Collected data:
►

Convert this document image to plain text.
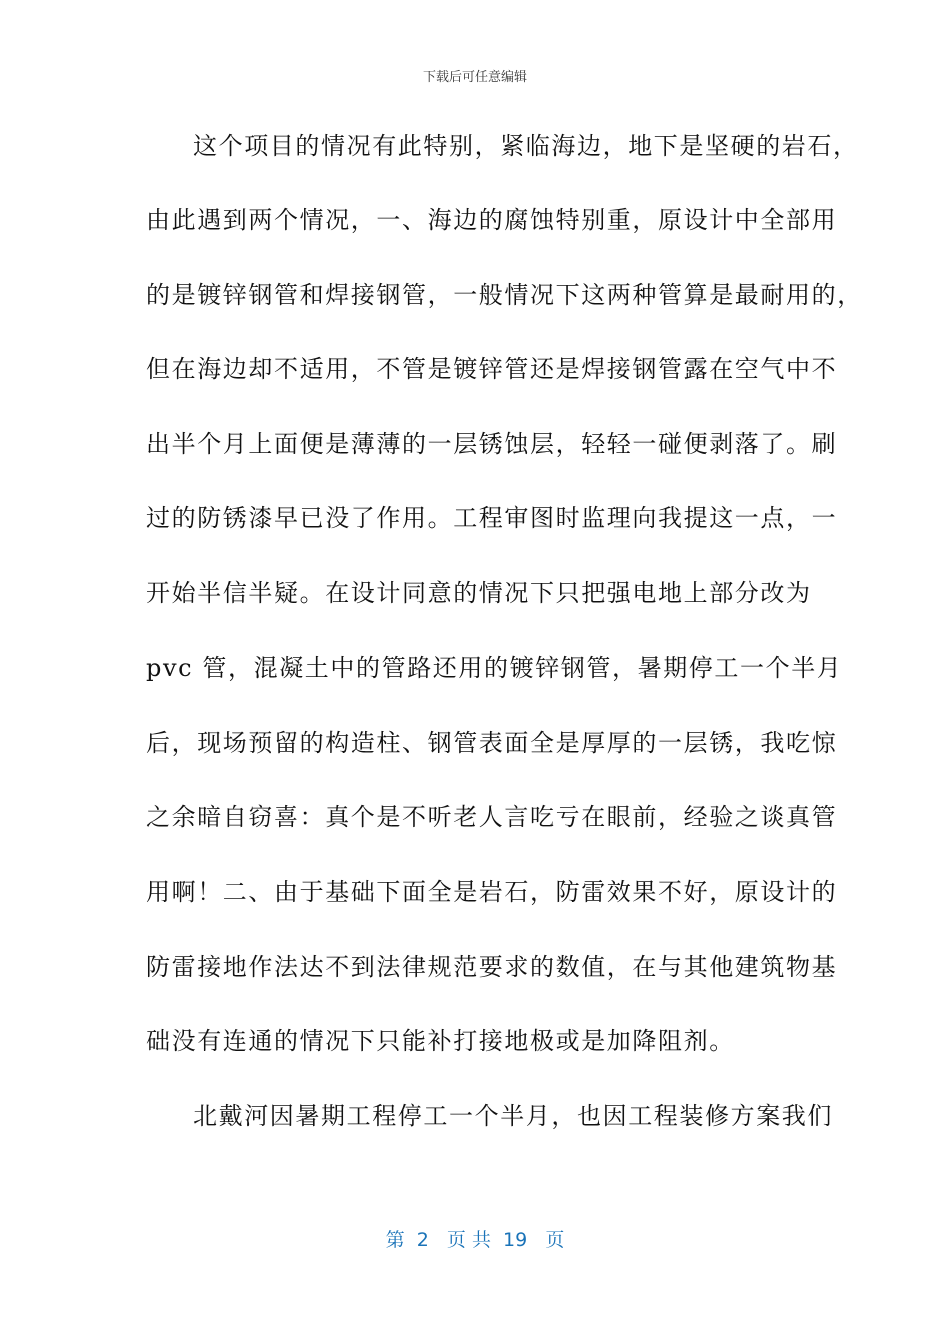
下载后可任意编辑
这个项目的情况有此特别，紧临海边，地下是坚硬的岩石，
由此遇到两个情况，一、海边的腐蚀特别重，原设计中全部用
的是镀锌钢管和焊接钢管，一般情况下这两种管算是最耐用的，
但在海边却不适用，不管是镀锌管还是焊接钢管露在空气中不
出半个月上面便是薄薄的一层锈蚀层，轻轻一碰便剥落了。刷
过的防锈漆早已没了作用。工程审图时监理向我提这一点，一
开始半信半疑。在设计同意的情况下只把强电地上部分改为
pvc 管，混凝土中的管路还用的镀锌钢管，暑期停工一个半月
后，现场预留的构造柱、钢管表面全是厚厚的一层锈，我吃惊
之余暗自窃喜：真个是不听老人言吃亏在眼前，经验之谈真管
用啊！二、由于基础下面全是岩石，防雷效果不好，原设计的
防雷接地作法达不到法律规范要求的数值，在与其他建筑物基
础没有连通的情况下只能补打接地极或是加降阻剂。
北戴河因暑期工程停工一个半月，也因工程装修方案我们
第  2   页 共  19   页
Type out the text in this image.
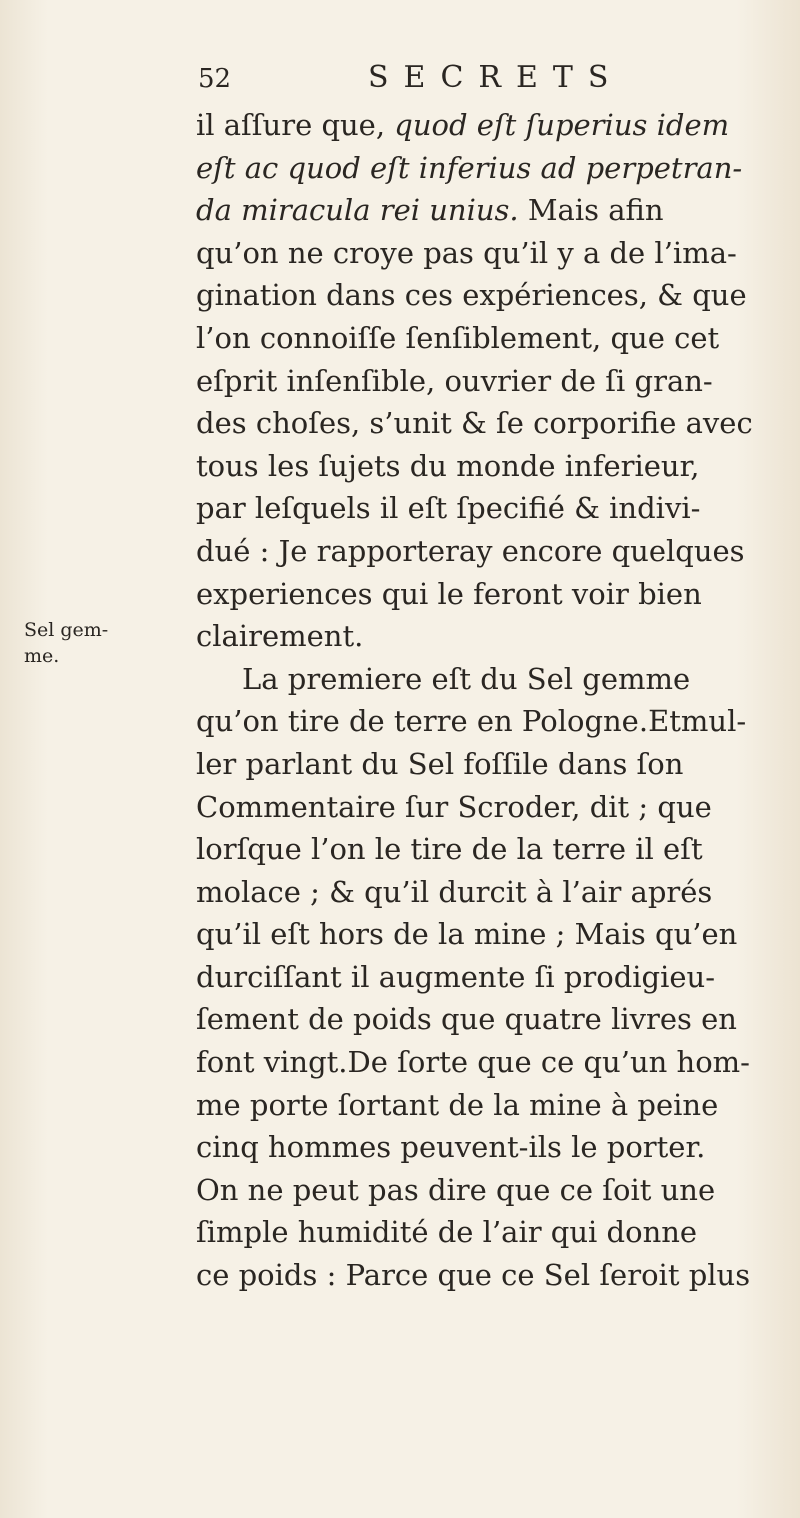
52	SECRETS
Sel gem-
me.
il aſſure que, quod eſt ſuperius idem
eſt ac quod eſt inferius ad perpetran-
da miracula rei unius. Mais afin
qu’on ne croye pas qu’il y a de l’ima-
gination dans ces expériences, & que
l’on connoiſſe ſenſiblement, que cet
eſprit inſenſible, ouvrier de ſi gran-
des choſes, s’unit & ſe corporifie avec
tous les ſujets du monde inferieur,
par leſquels il eſt ſpecifié & indivi-
dué : Je rapporteray encore quelques
experiences qui le feront voir bien
clairement.
La premiere eſt du Sel gemme
qu’on tire de terre en Pologne.Etmul-
ler parlant du Sel foſſile dans ſon
Commentaire ſur Scroder, dit ; que
lorſque l’on le tire de la terre il eſt
molace ; & qu’il durcit à l’air aprés
qu’il eſt hors de la mine ; Mais qu’en
durciſſant il augmente ſi prodigieu-
ſement de poids que quatre livres en
font vingt.De ſorte que ce qu’un hom-
me porte ſortant de la mine à peine
cinq hommes peuvent-ils le porter.
On ne peut pas dire que ce ſoit une
ſimple humidité de l’air qui donne
ce poids : Parce que ce Sel ſeroit plus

◄

◆ Task requirements
Take every line from the data above that holds "quod" and copy it out.

◆ Complete output
il aſſure que, quod eſt ſuperius idem
eſt ac quod eſt inferius ad perpetran-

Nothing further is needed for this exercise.